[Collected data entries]

>>

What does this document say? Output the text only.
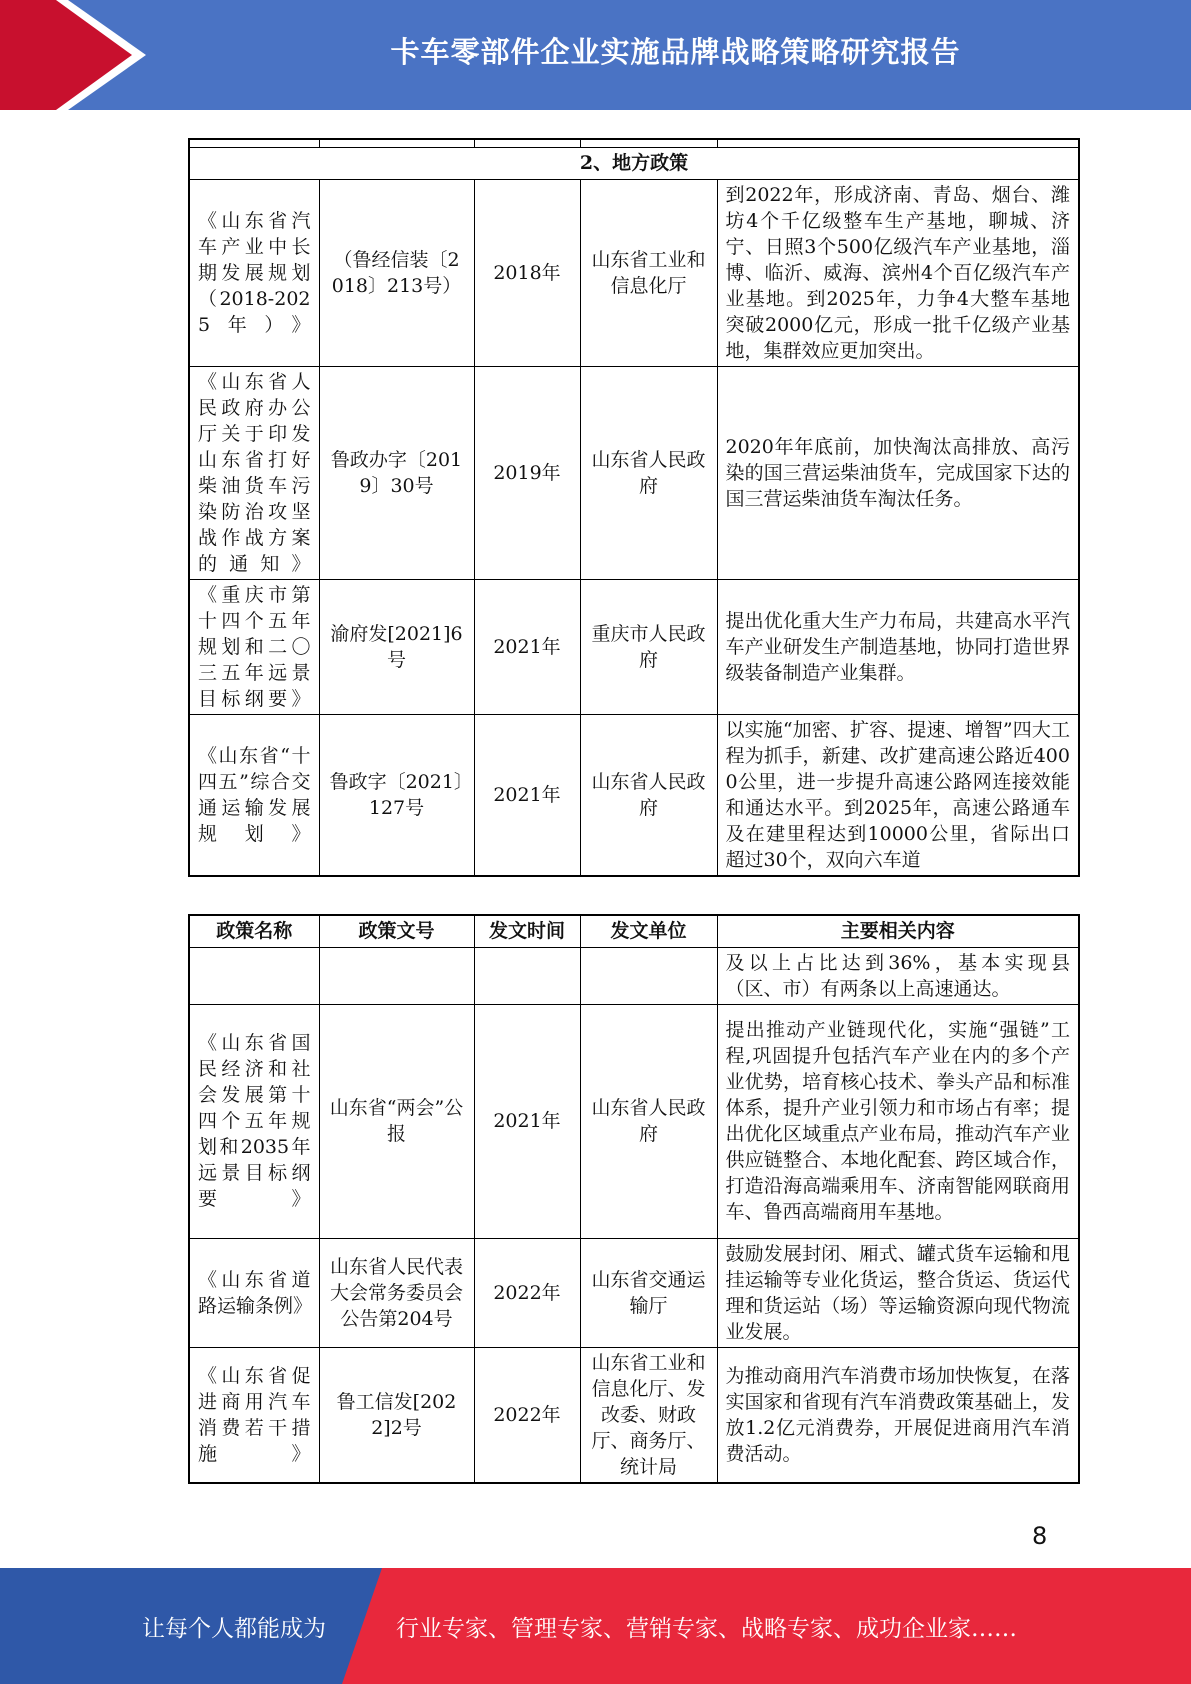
卡车零部件企业实施品牌战略策略研究报告

2、地方政策				
《山东省汽车产业中长期发展规划（2018-2025年）》	（鲁经信装〔2018〕213号）	2018年	山东省工业和信息化厅	到2022年，形成济南、青岛、烟台、潍坊4个千亿级整车生产基地，聊城、济宁、日照3个500亿级汽车产业基地，淄博、临沂、威海、滨州4个百亿级汽车产业基地。到2025年，力争4大整车基地突破2000亿元，形成一批千亿级产业基地，集群效应更加突出。
《山东省人民政府办公厅关于印发山东省打好柴油货车污染防治攻坚战作战方案的通知》	鲁政办字〔2019〕30号	2019年	山东省人民政府	2020年年底前，加快淘汰高排放、高污染的国三营运柴油货车，完成国家下达的国三营运柴油货车淘汰任务。
《重庆市第十四个五年规划和二〇三五年远景目标纲要》	渝府发[2021]6号	2021年	重庆市人民政府	提出优化重大生产力布局，共建高水平汽车产业研发生产制造基地，协同打造世界级装备制造产业集群。
《山东省“十四五”综合交通运输发展规划》	鲁政字〔2021〕127号	2021年	山东省人民政府	以实施“加密、扩容、提速、增智”四大工程为抓手，新建、改扩建高速公路近4000公里，进一步提升高速公路网连接效能和通达水平。到2025年，高速公路通车及在建里程达到10000公里，省际出口超过30个，双向六车道
政策名称	政策文号	发文时间	发文单位	主要相关内容
				及以上占比达到36%，基本实现县（区、市）有两条以上高速通达。
《山东省国民经济和社会发展第十四个五年规划和2035年远景目标纲要》	山东省“两会”公报	2021年	山东省人民政府	提出推动产业链现代化，实施“强链”工程,巩固提升包括汽车产业在内的多个产业优势，培育核心技术、拳头产品和标准体系，提升产业引领力和市场占有率；提出优化区域重点产业布局，推动汽车产业供应链整合、本地化配套、跨区域合作，打造沿海高端乘用车、济南智能网联商用车、鲁西高端商用车基地。
《山东省道路运输条例》	山东省人民代表大会常务委员会公告第204号	2022年	山东省交通运输厅	鼓励发展封闭、厢式、罐式货车运输和甩挂运输等专业化货运，整合货运、货运代理和货运站（场）等运输资源向现代物流业发展。
《山东省促进商用汽车消费若干措施》	鲁工信发[2022]2号	2022年	山东省工业和信息化厅、发改委、财政厅、商务厅、统计局	为推动商用汽车消费市场加快恢复，在落实国家和省现有汽车消费政策基础上，发放1.2亿元消费券，开展促进商用汽车消费活动。
8
让每个人都能成为	行业专家、管理专家、营销专家、战略专家、成功企业家……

<<

◆ Required task: Copy out the entries verbatim and leave the images out.

◆ Expected answer:
What does this document say? Output the text only.
卡车零部件企业实施品牌战略策略研究报告

2、地方政策				
《山东省汽车产业中长期发展规划（2018-2025年）》	（鲁经信装〔2018〕213号）	2018年	山东省工业和信息化厅	到2022年，形成济南、青岛、烟台、潍坊4个千亿级整车生产基地，聊城、济宁、日照3个500亿级汽车产业基地，淄博、临沂、威海、滨州4个百亿级汽车产业基地。到2025年，力争4大整车基地突破2000亿元，形成一批千亿级产业基地，集群效应更加突出。
《山东省人民政府办公厅关于印发山东省打好柴油货车污染防治攻坚战作战方案的通知》	鲁政办字〔2019〕30号	2019年	山东省人民政府	2020年年底前，加快淘汰高排放、高污染的国三营运柴油货车，完成国家下达的国三营运柴油货车淘汰任务。
《重庆市第十四个五年规划和二〇三五年远景目标纲要》	渝府发[2021]6号	2021年	重庆市人民政府	提出优化重大生产力布局，共建高水平汽车产业研发生产制造基地，协同打造世界级装备制造产业集群。
《山东省“十四五”综合交通运输发展规划》	鲁政字〔2021〕127号	2021年	山东省人民政府	以实施“加密、扩容、提速、增智”四大工程为抓手，新建、改扩建高速公路近4000公里，进一步提升高速公路网连接效能和通达水平。到2025年，高速公路通车及在建里程达到10000公里，省际出口超过30个，双向六车道
政策名称	政策文号	发文时间	发文单位	主要相关内容
				及以上占比达到36%，基本实现县（区、市）有两条以上高速通达。
《山东省国民经济和社会发展第十四个五年规划和2035年远景目标纲要》	山东省“两会”公报	2021年	山东省人民政府	提出推动产业链现代化，实施“强链”工程,巩固提升包括汽车产业在内的多个产业优势，培育核心技术、拳头产品和标准体系，提升产业引领力和市场占有率；提出优化区域重点产业布局，推动汽车产业供应链整合、本地化配套、跨区域合作，打造沿海高端乘用车、济南智能网联商用车、鲁西高端商用车基地。
《山东省道路运输条例》	山东省人民代表大会常务委员会公告第204号	2022年	山东省交通运输厅	鼓励发展封闭、厢式、罐式货车运输和甩挂运输等专业化货运，整合货运、货运代理和货运站（场）等运输资源向现代物流业发展。
《山东省促进商用汽车消费若干措施》	鲁工信发[2022]2号	2022年	山东省工业和信息化厅、发改委、财政厅、商务厅、统计局	为推动商用汽车消费市场加快恢复，在落实国家和省现有汽车消费政策基础上，发放1.2亿元消费券，开展促进商用汽车消费活动。
8
让每个人都能成为	行业专家、管理专家、营销专家、战略专家、成功企业家……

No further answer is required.